What is asked: Return all the entries exactly, keeping pictures out.
━━━━━ Information supplied
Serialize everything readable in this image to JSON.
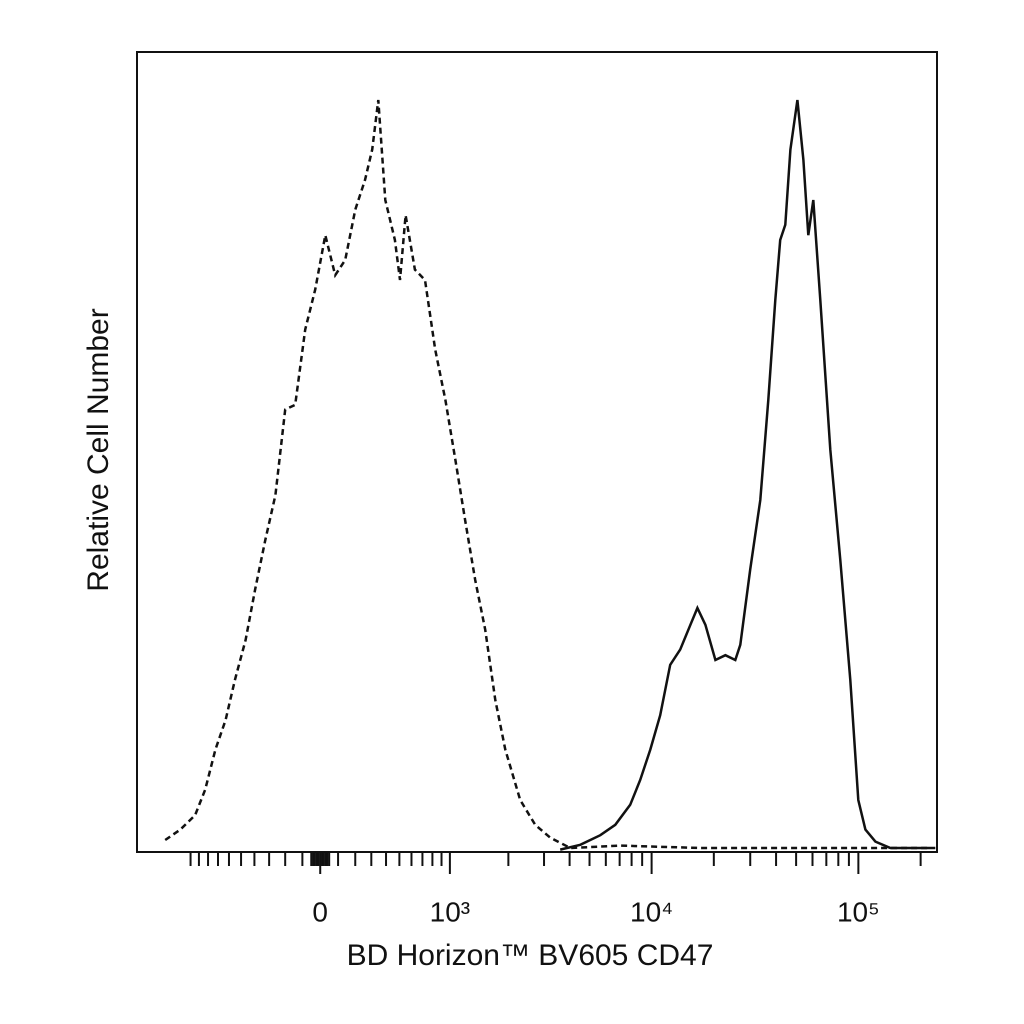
{
  "chart_data": {
    "type": "histogram-overlay",
    "xlabel": "BD Horizon™ BV605 CD47",
    "ylabel": "Relative Cell Number",
    "xscale": "biexponential",
    "xlim": [
      -1890,
      240000
    ],
    "ylim": [
      0,
      100
    ],
    "xticks": [
      0,
      {
        "value": 1000,
        "label": "10³"
      },
      {
        "value": 10000,
        "label": "10⁴"
      },
      {
        "value": 100000,
        "label": "10⁵"
      }
    ],
    "xminorticks": [
      -1000,
      -900,
      -800,
      -700,
      -600,
      -500,
      -400,
      -300,
      -200,
      -100,
      -50,
      -40,
      -30,
      -20,
      -10,
      10,
      20,
      30,
      40,
      50,
      100,
      200,
      300,
      400,
      500,
      600,
      700,
      800,
      900,
      2000,
      3000,
      4000,
      5000,
      6000,
      7000,
      8000,
      9000,
      20000,
      30000,
      40000,
      50000,
      60000,
      70000,
      80000,
      90000,
      200000
    ],
    "series": [
      {
        "line_style": "dashed",
        "color": "#111111",
        "x": [
          -1360,
          -1135,
          -945,
          -830,
          -725,
          -630,
          -550,
          -465,
          -395,
          -325,
          -260,
          -200,
          -141,
          -84,
          -28,
          28,
          84,
          141,
          200,
          260,
          306,
          346,
          395,
          465,
          505,
          550,
          630,
          725,
          830,
          945,
          1070,
          1205,
          1360,
          1530,
          1720,
          1930,
          2290,
          2715,
          3215,
          4030,
          7050,
          17200,
          52400,
          222500
        ],
        "values": [
          1.5,
          2.8,
          4.6,
          7.8,
          12.8,
          16.5,
          21.5,
          26.5,
          32.8,
          39,
          44.6,
          55.3,
          55.9,
          65.3,
          70.3,
          77.1,
          72.1,
          74,
          80.3,
          84,
          87.8,
          94,
          81.5,
          76.5,
          71.5,
          79.6,
          72.8,
          71.5,
          62.8,
          56.5,
          49,
          41.5,
          34,
          27.8,
          19,
          12.8,
          6.5,
          3.4,
          1.8,
          0.5,
          0.8,
          0.5,
          0.5,
          0.5
        ]
      },
      {
        "line_style": "solid",
        "color": "#111111",
        "x": [
          3600,
          4510,
          5640,
          6670,
          7880,
          8810,
          9850,
          11000,
          12300,
          13750,
          15400,
          16650,
          18200,
          20350,
          22750,
          25400,
          26850,
          30000,
          33550,
          36700,
          39650,
          41900,
          44350,
          46900,
          50700,
          54200,
          57250,
          60550,
          65450,
          73150,
          81800,
          91450,
          99950,
          108100,
          120850,
          142800,
          235500
        ],
        "values": [
          0.3,
          0.9,
          2.1,
          3.4,
          5.9,
          9,
          12.8,
          17.1,
          23.4,
          25.3,
          28.4,
          30.5,
          28.4,
          24,
          24.6,
          24,
          25.9,
          35.3,
          44,
          56.5,
          69,
          76.5,
          78.4,
          87.8,
          94,
          86.5,
          77.1,
          81.5,
          69,
          50.3,
          36.5,
          21.5,
          6.5,
          2.8,
          1.3,
          0.5,
          0.5
        ]
      }
    ]
  }
}
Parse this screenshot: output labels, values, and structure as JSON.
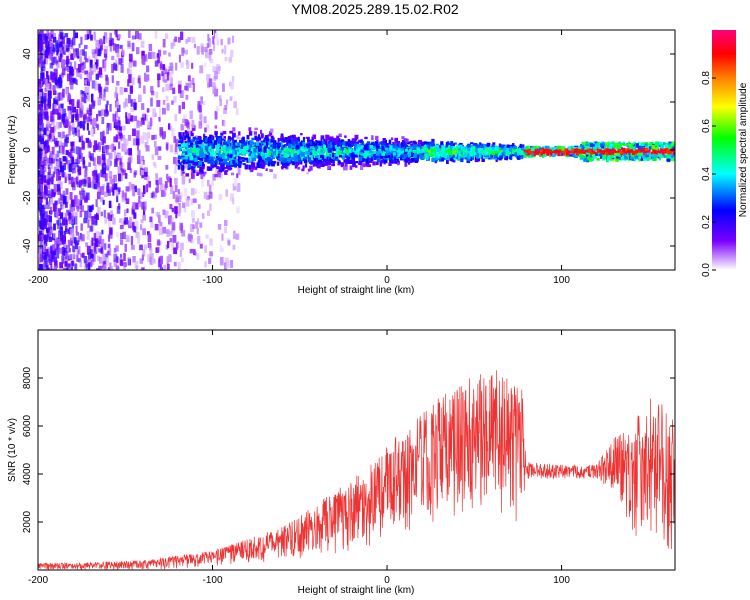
{
  "title": "YM08.2025.289.15.02.R02",
  "chart_data": [
    {
      "type": "heatmap",
      "name": "spectrogram",
      "xlabel": "Height of straight line (km)",
      "ylabel": "Frequency (Hz)",
      "xlim": [
        -200,
        165
      ],
      "ylim": [
        -50,
        50
      ],
      "xticks": [
        -200,
        -100,
        0,
        100
      ],
      "yticks": [
        -40,
        -20,
        0,
        20,
        40
      ],
      "grid": false,
      "colorbar": {
        "label": "Normalized spectral amplitude",
        "range": [
          0,
          1
        ],
        "ticks": [
          0.0,
          0.2,
          0.4,
          0.6,
          0.8
        ],
        "tick_labels": [
          "0.0",
          "0.2",
          "0.4",
          "0.6",
          "0.8"
        ],
        "colors": [
          "#ffffff",
          "#7b00ff",
          "#0000ff",
          "#00ffff",
          "#00ff00",
          "#ffff00",
          "#ff8000",
          "#ff0000",
          "#ff0080"
        ]
      },
      "regions": [
        {
          "x_range": [
            -200,
            -120
          ],
          "description": "broadband noise",
          "y_range": [
            -50,
            50
          ],
          "amplitude": 0.15
        },
        {
          "x_range": [
            -120,
            78
          ],
          "description": "signal band",
          "y_range": [
            -6,
            6
          ],
          "amplitude": 0.45
        },
        {
          "x_range": [
            78,
            165
          ],
          "description": "narrow carrier",
          "y_range": [
            -3,
            3
          ],
          "amplitude": 0.85
        }
      ]
    },
    {
      "type": "line",
      "name": "snr",
      "xlabel": "Height of straight line (km)",
      "ylabel": "SNR (10 * v/v)",
      "xlim": [
        -200,
        165
      ],
      "ylim": [
        0,
        10000
      ],
      "xticks": [
        -200,
        -100,
        0,
        100
      ],
      "yticks": [
        2000,
        4000,
        6000,
        8000
      ],
      "grid": false,
      "series": [
        {
          "name": "SNR",
          "color": "#ee3333",
          "x": [
            -200,
            -180,
            -160,
            -140,
            -120,
            -100,
            -80,
            -60,
            -40,
            -20,
            0,
            20,
            40,
            50,
            60,
            70,
            78,
            80,
            100,
            120,
            130,
            140,
            150,
            160,
            165
          ],
          "upper": [
            300,
            300,
            350,
            400,
            600,
            800,
            1300,
            1800,
            2800,
            3800,
            5200,
            6500,
            8000,
            8000,
            8500,
            8000,
            7500,
            4500,
            4400,
            4400,
            5500,
            6000,
            7200,
            7000,
            6500
          ],
          "lower": [
            0,
            0,
            0,
            0,
            50,
            150,
            250,
            350,
            500,
            700,
            1000,
            1500,
            2000,
            2500,
            2500,
            1800,
            1500,
            3800,
            3800,
            3800,
            3000,
            1500,
            800,
            600,
            500
          ]
        }
      ]
    }
  ]
}
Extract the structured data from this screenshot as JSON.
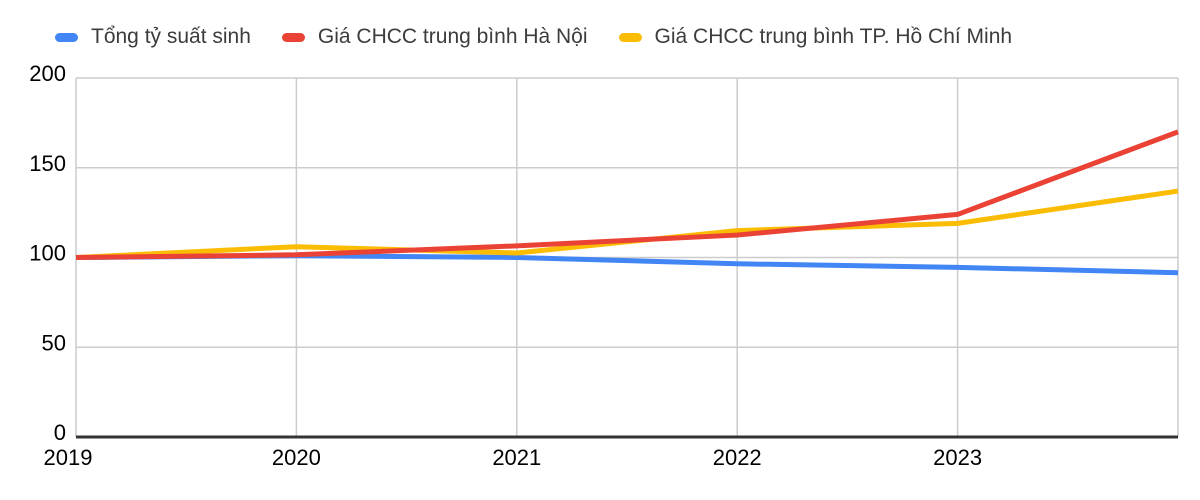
{
  "chart_data": {
    "type": "line",
    "title": "",
    "xlabel": "",
    "ylabel": "",
    "x": [
      2019,
      2020,
      2021,
      2022,
      2023,
      2024
    ],
    "x_tick_labels": [
      "2019",
      "2020",
      "2021",
      "2022",
      "2023"
    ],
    "y_ticks": [
      0,
      50,
      100,
      150,
      200
    ],
    "ylim": [
      0,
      200
    ],
    "xlim": [
      2019,
      2024
    ],
    "grid": true,
    "legend_position": "top",
    "series": [
      {
        "name": "Tổng tỷ suất sinh",
        "color": "#4285F4",
        "values": [
          100,
          101,
          100,
          96.5,
          94.5,
          91.5
        ]
      },
      {
        "name": "Giá CHCC trung bình Hà Nội",
        "color": "#EA4335",
        "values": [
          100,
          101.5,
          106.5,
          112.5,
          124,
          170
        ]
      },
      {
        "name": "Giá CHCC trung bình TP. Hồ Chí Minh",
        "color": "#FBBC04",
        "values": [
          100,
          106,
          102.5,
          115,
          119,
          137
        ]
      }
    ]
  },
  "colors": {
    "grid": "#cccccc",
    "axis_line": "#333333",
    "tick_text": "#000000",
    "legend_text": "#3c3c3c",
    "background": "#ffffff"
  }
}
━━━━━━━━━━
Correct response:
Serialize everything readable in this image to JSON.
{
  "chart_data": {
    "type": "histogram-overlay",
    "xlabel": "BD Horizon™ BV605 CD47",
    "ylabel": "Relative Cell Number",
    "xscale": "biexponential",
    "xlim": [
      -1890,
      240000
    ],
    "ylim": [
      0,
      100
    ],
    "xticks": [
      0,
      {
        "value": 1000,
        "label": "10³"
      },
      {
        "value": 10000,
        "label": "10⁴"
      },
      {
        "value": 100000,
        "label": "10⁵"
      }
    ],
    "xminorticks": [
      -1000,
      -900,
      -800,
      -700,
      -600,
      -500,
      -400,
      -300,
      -200,
      -100,
      -50,
      -40,
      -30,
      -20,
      -10,
      10,
      20,
      30,
      40,
      50,
      100,
      200,
      300,
      400,
      500,
      600,
      700,
      800,
      900,
      2000,
      3000,
      4000,
      5000,
      6000,
      7000,
      8000,
      9000,
      20000,
      30000,
      40000,
      50000,
      60000,
      70000,
      80000,
      90000,
      200000
    ],
    "series": [
      {
        "line_style": "dashed",
        "color": "#111111",
        "x": [
          -1360,
          -1135,
          -945,
          -830,
          -725,
          -630,
          -550,
          -465,
          -395,
          -325,
          -260,
          -200,
          -141,
          -84,
          -28,
          28,
          84,
          141,
          200,
          260,
          306,
          346,
          395,
          465,
          505,
          550,
          630,
          725,
          830,
          945,
          1070,
          1205,
          1360,
          1530,
          1720,
          1930,
          2290,
          2715,
          3215,
          4030,
          7050,
          17200,
          52400,
          222500
        ],
        "values": [
          1.5,
          2.8,
          4.6,
          7.8,
          12.8,
          16.5,
          21.5,
          26.5,
          32.8,
          39,
          44.6,
          55.3,
          55.9,
          65.3,
          70.3,
          77.1,
          72.1,
          74,
          80.3,
          84,
          87.8,
          94,
          81.5,
          76.5,
          71.5,
          79.6,
          72.8,
          71.5,
          62.8,
          56.5,
          49,
          41.5,
          34,
          27.8,
          19,
          12.8,
          6.5,
          3.4,
          1.8,
          0.5,
          0.8,
          0.5,
          0.5,
          0.5
        ]
      },
      {
        "line_style": "solid",
        "color": "#111111",
        "x": [
          3600,
          4510,
          5640,
          6670,
          7880,
          8810,
          9850,
          11000,
          12300,
          13750,
          15400,
          16650,
          18200,
          20350,
          22750,
          25400,
          26850,
          30000,
          33550,
          36700,
          39650,
          41900,
          44350,
          46900,
          50700,
          54200,
          57250,
          60550,
          65450,
          73150,
          81800,
          91450,
          99950,
          108100,
          120850,
          142800,
          235500
        ],
        "values": [
          0.3,
          0.9,
          2.1,
          3.4,
          5.9,
          9,
          12.8,
          17.1,
          23.4,
          25.3,
          28.4,
          30.5,
          28.4,
          24,
          24.6,
          24,
          25.9,
          35.3,
          44,
          56.5,
          69,
          76.5,
          78.4,
          87.8,
          94,
          86.5,
          77.1,
          81.5,
          69,
          50.3,
          36.5,
          21.5,
          6.5,
          2.8,
          1.3,
          0.5,
          0.5
        ]
      }
    ]
  }
}
Parse this screenshot: output labels, values, and structure as JSON.
{
  "title": "YM08.2025.289.15.02.R02",
  "chart_data": [
    {
      "type": "heatmap",
      "name": "spectrogram",
      "xlabel": "Height of straight line (km)",
      "ylabel": "Frequency (Hz)",
      "xlim": [
        -200,
        165
      ],
      "ylim": [
        -50,
        50
      ],
      "xticks": [
        -200,
        -100,
        0,
        100
      ],
      "yticks": [
        -40,
        -20,
        0,
        20,
        40
      ],
      "grid": false,
      "colorbar": {
        "label": "Normalized spectral amplitude",
        "range": [
          0,
          1
        ],
        "ticks": [
          0.0,
          0.2,
          0.4,
          0.6,
          0.8
        ],
        "tick_labels": [
          "0.0",
          "0.2",
          "0.4",
          "0.6",
          "0.8"
        ],
        "colors": [
          "#ffffff",
          "#7b00ff",
          "#0000ff",
          "#00ffff",
          "#00ff00",
          "#ffff00",
          "#ff8000",
          "#ff0000",
          "#ff0080"
        ]
      },
      "regions": [
        {
          "x_range": [
            -200,
            -120
          ],
          "description": "broadband noise",
          "y_range": [
            -50,
            50
          ],
          "amplitude": 0.15
        },
        {
          "x_range": [
            -120,
            78
          ],
          "description": "signal band",
          "y_range": [
            -6,
            6
          ],
          "amplitude": 0.45
        },
        {
          "x_range": [
            78,
            165
          ],
          "description": "narrow carrier",
          "y_range": [
            -3,
            3
          ],
          "amplitude": 0.85
        }
      ]
    },
    {
      "type": "line",
      "name": "snr",
      "xlabel": "Height of straight line (km)",
      "ylabel": "SNR (10 * v/v)",
      "xlim": [
        -200,
        165
      ],
      "ylim": [
        0,
        10000
      ],
      "xticks": [
        -200,
        -100,
        0,
        100
      ],
      "yticks": [
        2000,
        4000,
        6000,
        8000
      ],
      "grid": false,
      "series": [
        {
          "name": "SNR",
          "color": "#ee3333",
          "x": [
            -200,
            -180,
            -160,
            -140,
            -120,
            -100,
            -80,
            -60,
            -40,
            -20,
            0,
            20,
            40,
            50,
            60,
            70,
            78,
            80,
            100,
            120,
            130,
            140,
            150,
            160,
            165
          ],
          "upper": [
            300,
            300,
            350,
            400,
            600,
            800,
            1300,
            1800,
            2800,
            3800,
            5200,
            6500,
            8000,
            8000,
            8500,
            8000,
            7500,
            4500,
            4400,
            4400,
            5500,
            6000,
            7200,
            7000,
            6500
          ],
          "lower": [
            0,
            0,
            0,
            0,
            50,
            150,
            250,
            350,
            500,
            700,
            1000,
            1500,
            2000,
            2500,
            2500,
            1800,
            1500,
            3800,
            3800,
            3800,
            3000,
            1500,
            800,
            600,
            500
          ]
        }
      ]
    }
  ]
}
Extract the structured data from this screenshot as JSON.
{
  "chart_data": {
    "type": "line",
    "title": "",
    "xlabel": "",
    "ylabel": "",
    "x": [
      2019,
      2020,
      2021,
      2022,
      2023,
      2024
    ],
    "x_tick_labels": [
      "2019",
      "2020",
      "2021",
      "2022",
      "2023"
    ],
    "y_ticks": [
      0,
      50,
      100,
      150,
      200
    ],
    "ylim": [
      0,
      200
    ],
    "xlim": [
      2019,
      2024
    ],
    "grid": true,
    "legend_position": "top",
    "series": [
      {
        "name": "Tổng tỷ suất sinh",
        "color": "#4285F4",
        "values": [
          100,
          101,
          100,
          96.5,
          94.5,
          91.5
        ]
      },
      {
        "name": "Giá CHCC trung bình Hà Nội",
        "color": "#EA4335",
        "values": [
          100,
          101.5,
          106.5,
          112.5,
          124,
          170
        ]
      },
      {
        "name": "Giá CHCC trung bình TP. Hồ Chí Minh",
        "color": "#FBBC04",
        "values": [
          100,
          106,
          102.5,
          115,
          119,
          137
        ]
      }
    ]
  },
  "colors": {
    "grid": "#cccccc",
    "axis_line": "#333333",
    "tick_text": "#000000",
    "legend_text": "#3c3c3c",
    "background": "#ffffff"
  }
}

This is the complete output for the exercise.